# start of Given data

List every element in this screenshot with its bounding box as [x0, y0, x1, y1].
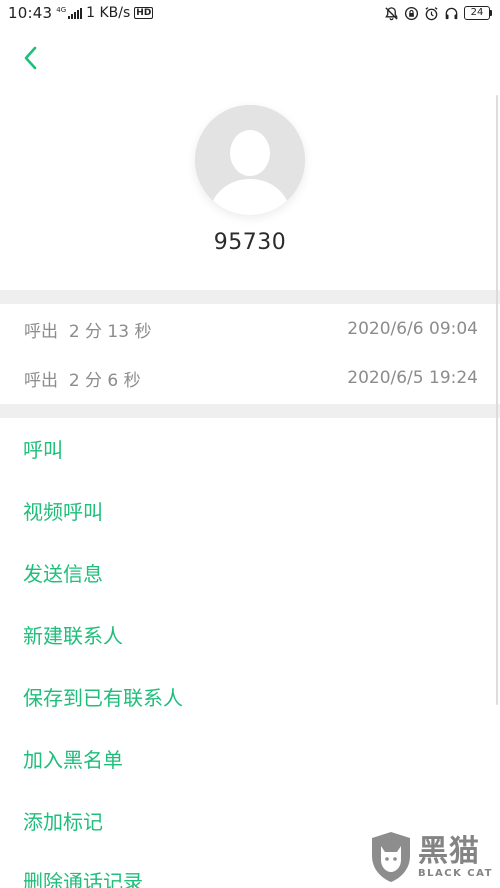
call-datetime: 2020/6/5 19:24 — [347, 368, 478, 388]
delete-call-log-button[interactable]: 删除通话记录 — [23, 867, 143, 888]
battery-icon: 24 — [464, 6, 492, 20]
chevron-left-icon — [24, 46, 37, 70]
call-type: 呼出 — [24, 321, 58, 342]
call-summary: 呼出 2 分 13 秒 — [24, 317, 151, 342]
contact-number: 95730 — [213, 230, 287, 255]
add-to-blacklist-button[interactable]: 加入黑名单 — [23, 745, 123, 775]
default-avatar-icon — [195, 105, 305, 215]
network-type-label: 4G — [56, 6, 67, 14]
status-bar: 10:43 4G 1 KB/s HD 24 — [0, 0, 500, 26]
call-log-row: 呼出 2 分 13 秒 2020/6/6 09:04 — [24, 317, 478, 342]
video-call-button[interactable]: 视频呼叫 — [23, 497, 103, 527]
call-duration: 2 分 13 秒 — [68, 321, 152, 342]
back-button[interactable] — [14, 42, 46, 74]
headset-icon — [444, 6, 459, 21]
watermark-en: BLACK CAT — [418, 867, 493, 879]
call-summary: 呼出 2 分 6 秒 — [24, 366, 141, 391]
contact-avatar — [195, 105, 305, 215]
call-datetime: 2020/6/6 09:04 — [347, 319, 478, 339]
mute-bell-icon — [384, 6, 399, 21]
hd-badge: HD — [134, 7, 154, 19]
watermark-cn: 黑猫 — [418, 833, 480, 869]
scrollbar[interactable] — [496, 95, 498, 705]
status-time: 10:43 — [8, 4, 53, 22]
new-contact-button[interactable]: 新建联系人 — [23, 621, 123, 651]
black-cat-watermark: 黑猫 BLACK CAT — [368, 828, 496, 886]
save-to-existing-contact-button[interactable]: 保存到已有联系人 — [23, 683, 183, 713]
cat-shield-icon — [372, 832, 410, 882]
section-divider — [0, 290, 500, 304]
lock-rotation-icon — [404, 6, 419, 21]
battery-level: 24 — [464, 6, 490, 20]
call-log-row: 呼出 2 分 6 秒 2020/6/5 19:24 — [24, 366, 478, 391]
alarm-icon — [424, 6, 439, 21]
signal-icon — [68, 7, 83, 19]
network-speed: 1 KB/s — [86, 5, 131, 21]
section-divider — [0, 404, 500, 418]
send-message-button[interactable]: 发送信息 — [23, 559, 103, 589]
call-duration: 2 分 6 秒 — [68, 370, 141, 391]
add-tag-button[interactable]: 添加标记 — [23, 807, 103, 837]
call-button[interactable]: 呼叫 — [23, 435, 63, 465]
call-type: 呼出 — [24, 370, 58, 391]
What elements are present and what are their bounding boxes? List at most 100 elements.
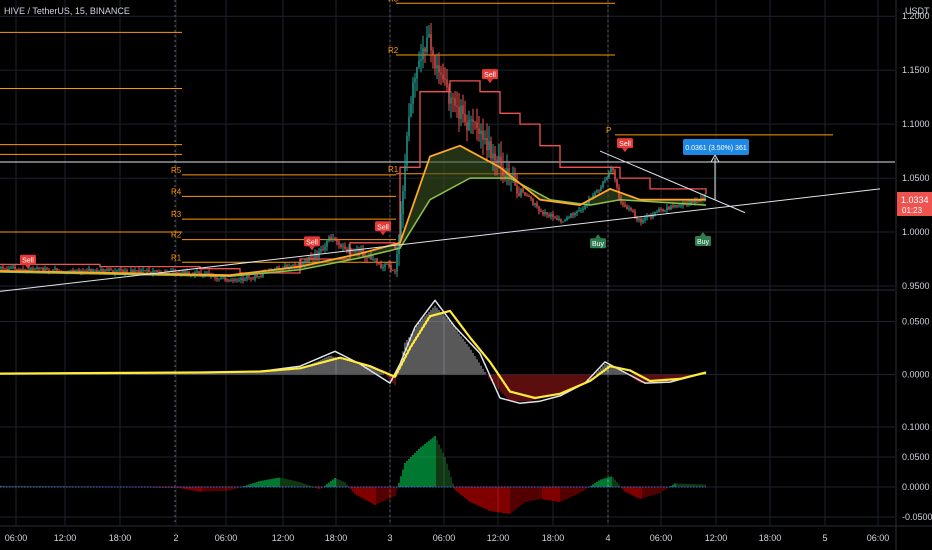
candle-body bbox=[676, 205, 678, 207]
candle-body bbox=[32, 268, 34, 270]
candle-body bbox=[668, 207, 670, 210]
candle-body bbox=[462, 105, 464, 114]
candle-body bbox=[148, 270, 150, 273]
candle-body bbox=[176, 271, 178, 273]
candle-body bbox=[370, 255, 372, 260]
candle-body bbox=[286, 265, 288, 268]
candle-body bbox=[546, 212, 548, 215]
pivot-label-r3: R3 bbox=[171, 210, 182, 219]
candle-body bbox=[10, 267, 12, 269]
symbol-title[interactable]: HIVE / TetherUS, 15, BINANCE bbox=[4, 6, 130, 16]
candle-body bbox=[94, 269, 96, 271]
candle-body bbox=[328, 237, 330, 241]
candle-body bbox=[466, 122, 468, 131]
candle-body bbox=[664, 210, 666, 212]
chart-canvas[interactable]: R5 R4 R3 R2 R1 R1 R2 R3 P 0.0361 (3.50%) 361 Sell S… bbox=[0, 0, 932, 550]
candle-body bbox=[680, 205, 682, 206]
candle-body bbox=[378, 263, 380, 264]
price-axis-label: 0.1000 bbox=[902, 422, 930, 432]
time-axis-label: 18:00 bbox=[109, 533, 132, 543]
candle-body bbox=[408, 116, 410, 137]
candle-body bbox=[126, 270, 128, 273]
candle-body bbox=[556, 218, 558, 220]
candle-body bbox=[246, 276, 248, 280]
candle-body bbox=[638, 218, 640, 220]
candle-body bbox=[396, 253, 398, 272]
candle-body bbox=[512, 173, 514, 177]
candle-body bbox=[526, 195, 528, 196]
candle-body bbox=[330, 237, 332, 240]
candle-body bbox=[472, 119, 474, 122]
candle-body bbox=[306, 260, 308, 262]
candle-body bbox=[218, 278, 220, 280]
candle-body bbox=[500, 156, 502, 167]
candle-body bbox=[142, 270, 144, 271]
candle-body bbox=[630, 208, 632, 211]
candle-body bbox=[670, 205, 672, 210]
candle-body bbox=[578, 210, 580, 212]
price-axis-label: 1.0500 bbox=[902, 173, 930, 183]
candle-body bbox=[524, 192, 526, 196]
time-axis-label: 18:00 bbox=[325, 533, 348, 543]
pivot-label-r3: R3 bbox=[388, 0, 399, 3]
candle-body bbox=[34, 269, 36, 270]
candle-body bbox=[4, 268, 6, 270]
candle-body bbox=[382, 266, 384, 268]
time-axis-label: 06:00 bbox=[433, 533, 456, 543]
candle-body bbox=[232, 280, 234, 281]
candle-body bbox=[606, 177, 608, 180]
time-axis-label: 12:00 bbox=[54, 533, 77, 543]
candle-body bbox=[88, 268, 90, 272]
candle-body bbox=[42, 267, 44, 271]
candle-body bbox=[490, 141, 492, 159]
sell-signal-label: Sell bbox=[22, 258, 34, 265]
candle-body bbox=[156, 270, 158, 272]
candle-body bbox=[436, 65, 438, 69]
candle-body bbox=[224, 277, 226, 280]
candle-body bbox=[540, 211, 542, 213]
candle-body bbox=[70, 270, 72, 271]
candle-body bbox=[444, 78, 446, 80]
time-axis-label: 12:00 bbox=[487, 533, 510, 543]
candle-body bbox=[388, 263, 390, 266]
candle-body bbox=[488, 141, 490, 151]
candle-body bbox=[548, 214, 550, 217]
candle-body bbox=[654, 212, 656, 215]
candle-body bbox=[596, 190, 598, 193]
candle-body bbox=[440, 72, 442, 75]
candle-body bbox=[108, 269, 110, 271]
candle-body bbox=[496, 160, 498, 162]
candle-body bbox=[386, 263, 388, 265]
price-axis-label: -0.0500 bbox=[902, 512, 932, 522]
time-axis-label: 06:00 bbox=[867, 533, 890, 543]
candle-body bbox=[314, 253, 316, 259]
candle-body bbox=[250, 277, 252, 279]
candle-body bbox=[554, 217, 556, 219]
candle-body bbox=[326, 240, 328, 247]
candle-body bbox=[692, 201, 694, 203]
time-axis-label: 2 bbox=[173, 533, 178, 543]
candle-body bbox=[324, 246, 326, 250]
candle-body bbox=[322, 249, 324, 250]
candle-body bbox=[450, 97, 452, 104]
sell-signal-label: Sell bbox=[484, 72, 496, 79]
candle-body bbox=[498, 156, 500, 161]
candle-body bbox=[308, 256, 310, 262]
candle-body bbox=[612, 167, 614, 171]
candle-body bbox=[678, 205, 680, 207]
candle-body bbox=[570, 213, 572, 218]
candle-body bbox=[242, 278, 244, 281]
candle-body bbox=[448, 87, 450, 104]
candle-body bbox=[206, 273, 208, 274]
measure-label: 0.0361 (3.50%) 361 bbox=[685, 145, 747, 152]
candle-body bbox=[240, 278, 242, 280]
candle-body bbox=[402, 191, 404, 215]
buy-signal-label: Buy bbox=[592, 241, 605, 248]
time-axis-label: 5 bbox=[822, 533, 827, 543]
candle-body bbox=[260, 276, 262, 277]
candle-body bbox=[76, 269, 78, 271]
candle-body bbox=[120, 269, 122, 271]
price-axis-label: 0.0500 bbox=[902, 317, 930, 327]
candle-body bbox=[674, 205, 676, 207]
candle-body bbox=[614, 170, 616, 180]
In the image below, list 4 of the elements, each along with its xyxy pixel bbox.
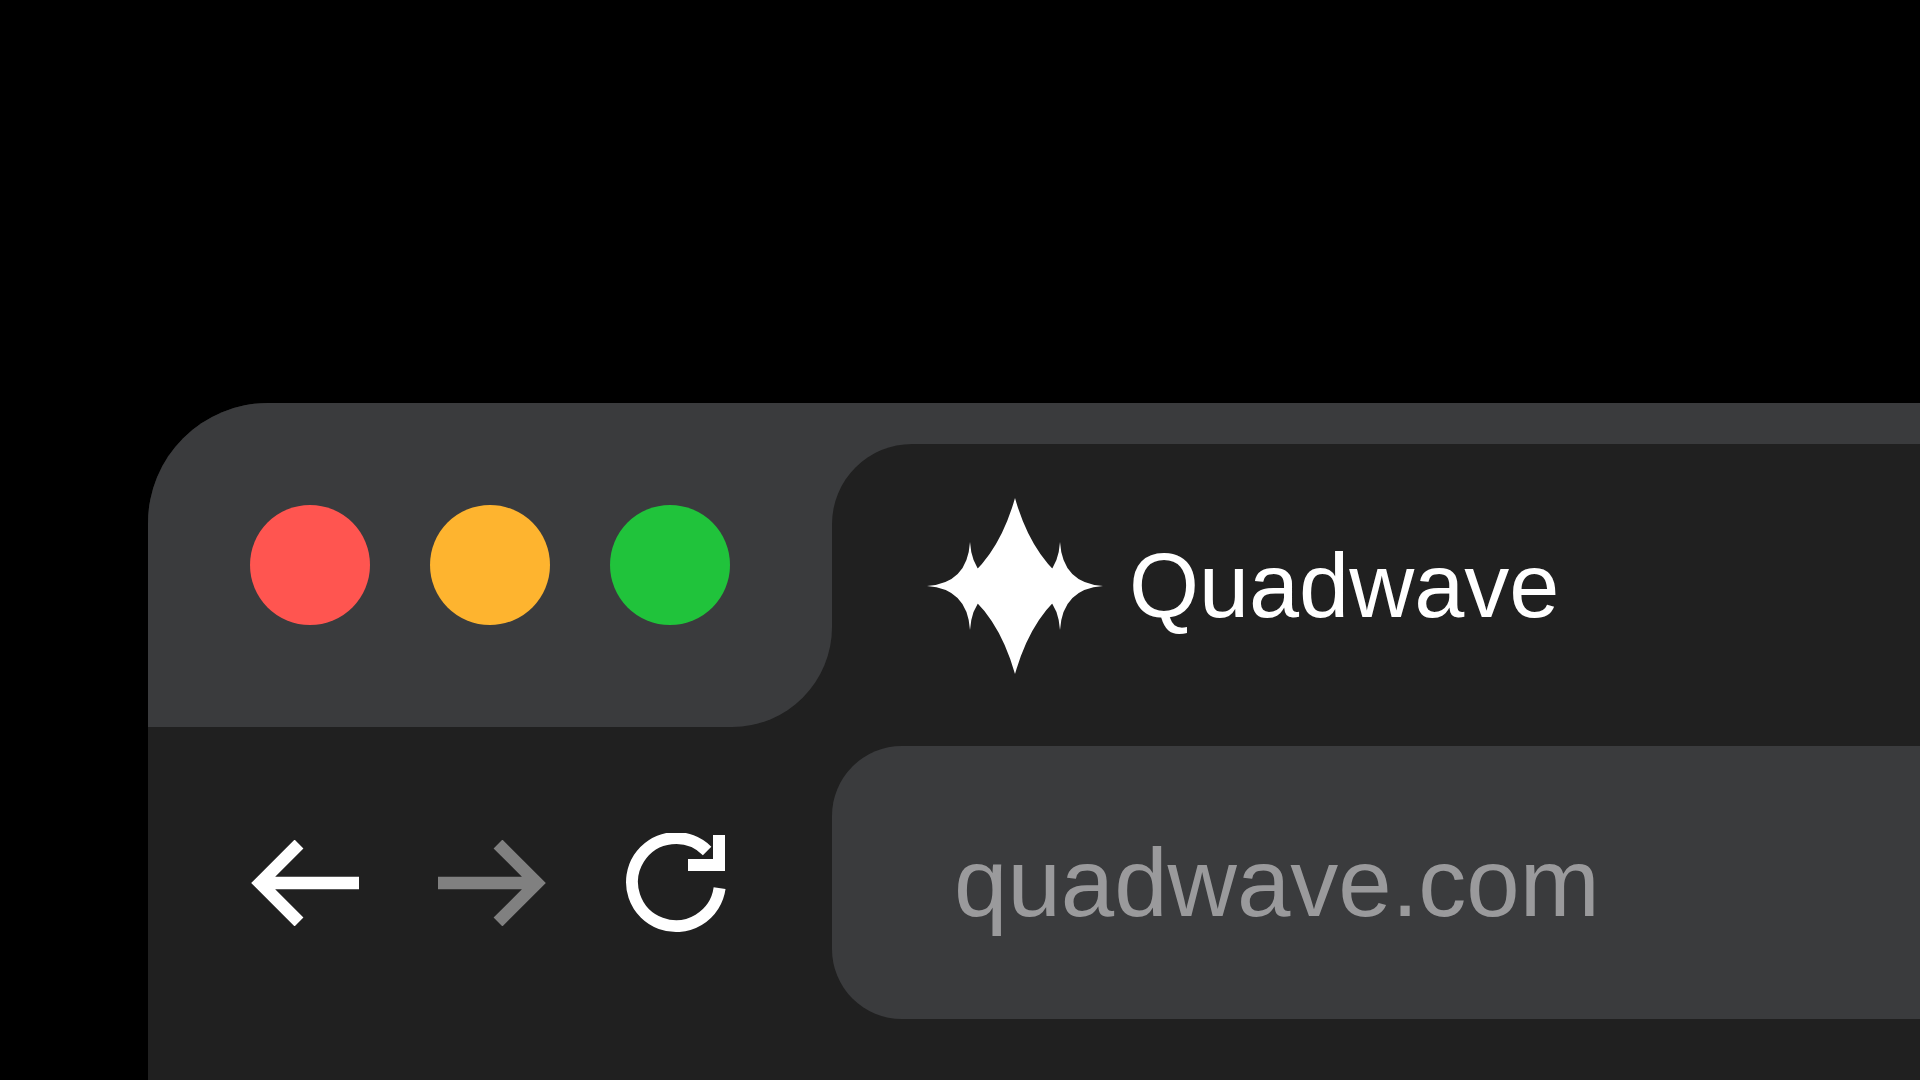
address-field[interactable]: quadwave.com [832,746,1920,1019]
reload-icon[interactable] [626,832,726,933]
browser-tab[interactable]: Quadwave [832,444,1920,727]
left-arrow-icon[interactable] [250,839,359,926]
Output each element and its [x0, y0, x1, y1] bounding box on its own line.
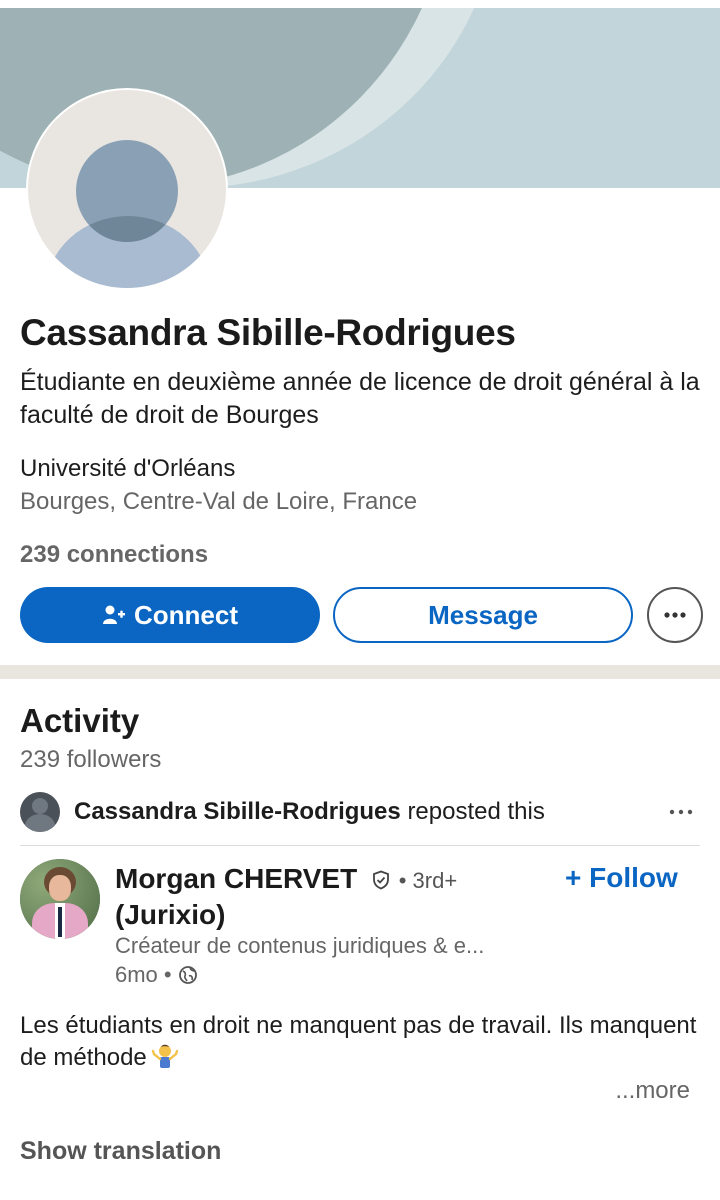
show-translation-button[interactable]: Show translation	[20, 1137, 221, 1166]
message-button[interactable]: Message	[333, 587, 633, 643]
connect-button[interactable]: Connect	[20, 587, 320, 643]
shrug-emoji-icon	[151, 1044, 178, 1068]
post-body: Les étudiants en droit ne manquent pas d…	[20, 1010, 710, 1074]
verified-shield-icon	[373, 870, 389, 890]
profile-name: Cassandra Sibille-Rodrigues	[20, 312, 516, 353]
author-avatar[interactable]	[20, 859, 100, 939]
avatar-overlap	[76, 140, 178, 242]
post-menu-icon[interactable]	[668, 808, 694, 816]
section-divider	[0, 665, 720, 679]
post-author[interactable]: Morgan CHERVET • 3rd+ (Jurixio)	[115, 862, 535, 932]
repost-separator	[20, 845, 700, 846]
author-description: Créateur de contenus juridiques & e...	[115, 933, 485, 958]
profile-headline: Étudiante en deuxième année de licence d…	[20, 368, 700, 429]
connections-count[interactable]: 239 connections	[20, 541, 208, 569]
post-text: Les étudiants en droit ne manquent pas d…	[20, 1012, 697, 1071]
repost-action: reposted this	[407, 798, 545, 825]
post-time: 6mo •	[115, 962, 172, 987]
person-add-icon	[103, 605, 125, 624]
post-meta: 6mo •	[115, 962, 198, 988]
followers-count: 239 followers	[20, 746, 162, 773]
author-name[interactable]: Morgan CHERVET	[115, 863, 357, 894]
author-avatar-tie	[58, 907, 62, 937]
top-strip	[0, 0, 720, 8]
connect-label: Connect	[134, 599, 238, 630]
author-avatar-face	[49, 875, 71, 901]
profile-avatar[interactable]	[26, 88, 228, 290]
message-label: Message	[428, 599, 538, 630]
follow-button[interactable]: + Follow	[565, 862, 678, 894]
repost-text: Cassandra Sibille-Rodrigues reposted thi…	[74, 798, 545, 826]
globe-icon	[178, 966, 197, 984]
activity-heading: Activity	[20, 702, 140, 739]
repost-header[interactable]: Cassandra Sibille-Rodrigues reposted thi…	[20, 792, 700, 832]
profile-school[interactable]: Université d'Orléans	[20, 455, 235, 483]
see-more-link[interactable]: ...more	[615, 1077, 690, 1105]
connection-degree: • 3rd+	[398, 868, 458, 893]
profile-location: Bourges, Centre-Val de Loire, France	[20, 488, 418, 515]
author-suffix[interactable]: (Jurixio)	[115, 899, 225, 930]
more-options-button[interactable]	[647, 587, 703, 643]
ellipsis-icon	[664, 612, 686, 618]
repost-avatar[interactable]	[20, 792, 60, 832]
repost-name[interactable]: Cassandra Sibille-Rodrigues	[74, 798, 401, 825]
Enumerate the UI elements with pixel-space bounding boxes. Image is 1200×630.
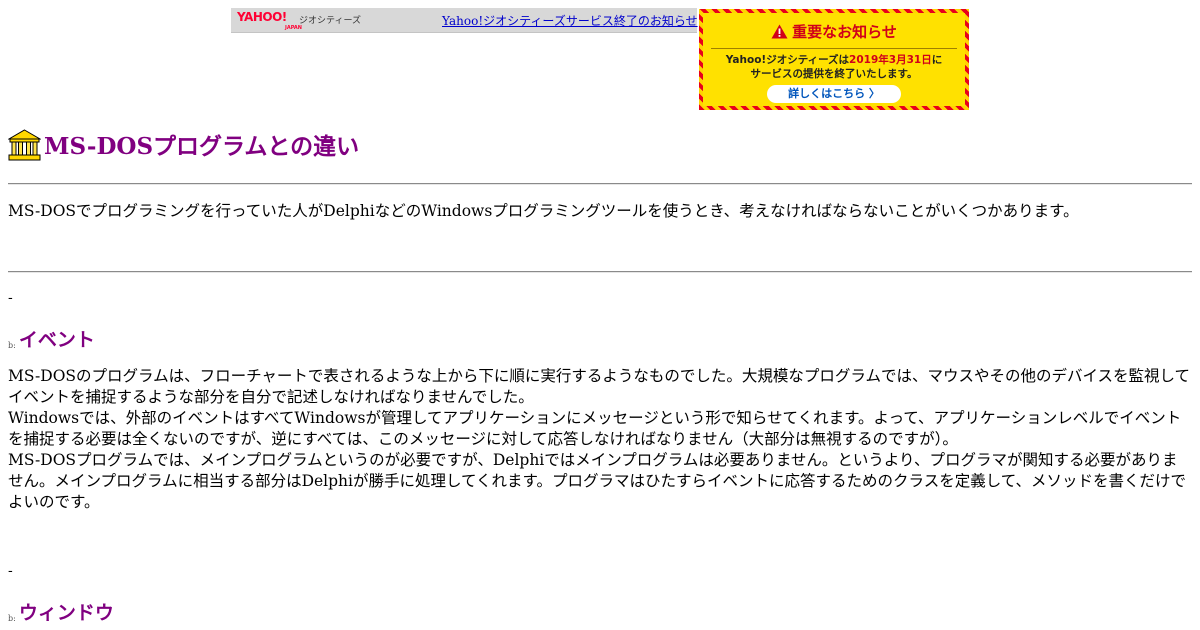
page-title: MS-DOSプログラムとの違い [8,127,359,161]
notice-inner: 重要なお知らせ Yahoo!ジオシティーズは2019年3月31日に サービスの提… [703,13,965,106]
building-icon [8,129,41,161]
notice-date: 2019年3月31日 [849,54,932,66]
notice-divider [711,48,957,49]
divider-middle [8,271,1192,273]
event-paragraph-1: MS-DOSのプログラムは、フローチャートで表されるような上から下に順に実行する… [8,367,1191,406]
bullet-image-icon: b: [8,341,16,350]
details-button[interactable]: 詳しくはこちら 〉 [767,85,901,103]
page-title-text: MS-DOSプログラムとの違い [44,133,360,160]
section-heading-event: b: イベント [8,325,95,352]
notice-text: Yahoo!ジオシティーズは2019年3月31日に サービスの提供を終了いたしま… [703,53,965,81]
separator-dash-2: - [8,563,13,579]
bullet-image-icon-2: b: [8,614,16,623]
warning-icon [771,24,788,39]
section-heading-window: b: ウィンドウ [8,598,114,625]
notice-title-text: 重要なお知らせ [792,23,897,41]
yahoo-banner: YAHOO! JAPAN ジオシティーズ Yahoo!ジオシティーズサービス終了… [231,8,698,33]
separator-dash-1: - [8,290,13,306]
notice-title: 重要なお知らせ [703,21,965,42]
geocities-label: ジオシティーズ [299,16,362,26]
section-heading-event-text: イベント [18,329,95,351]
section-heading-window-text: ウィンドウ [18,602,114,624]
intro-text: MS-DOSでプログラミングを行っていた人がDelphiなどのWindowsプロ… [8,202,1079,220]
event-paragraph-3: MS-DOSプログラムでは、メインプログラムというのが必要ですが、Delphiで… [8,451,1186,511]
divider-top [8,183,1192,185]
notice-line1-post: に [931,54,943,66]
notice-line2: サービスの提供を終了いたします。 [750,68,918,80]
event-paragraph-2: Windowsでは、外部のイベントはすべてWindowsが管理してアプリケーショ… [8,409,1182,448]
notice-line1-pre: Yahoo!ジオシティーズは [725,54,850,66]
service-end-link[interactable]: Yahoo!ジオシティーズサービス終了のお知らせ [442,12,698,29]
yahoo-logo[interactable]: YAHOO! JAPAN [237,11,302,31]
important-notice-box[interactable]: 重要なお知らせ Yahoo!ジオシティーズは2019年3月31日に サービスの提… [699,9,969,110]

# end of Given data

→ Task: Copy out the lines of the entries word for word, starting at the line that contains "1137, 221, 1166]" and ending after the line that contains "859, 100, 939]".

→ Response below:
show-translation-button[interactable]: Show translation	[20, 1137, 221, 1166]
message-button[interactable]: Message	[333, 587, 633, 643]
connect-button[interactable]: Connect	[20, 587, 320, 643]
shrug-emoji-icon	[151, 1044, 178, 1068]
post-body: Les étudiants en droit ne manquent pas d…	[20, 1010, 710, 1074]
verified-shield-icon	[373, 870, 389, 890]
profile-name: Cassandra Sibille-Rodrigues	[20, 312, 516, 353]
author-avatar[interactable]	[20, 859, 100, 939]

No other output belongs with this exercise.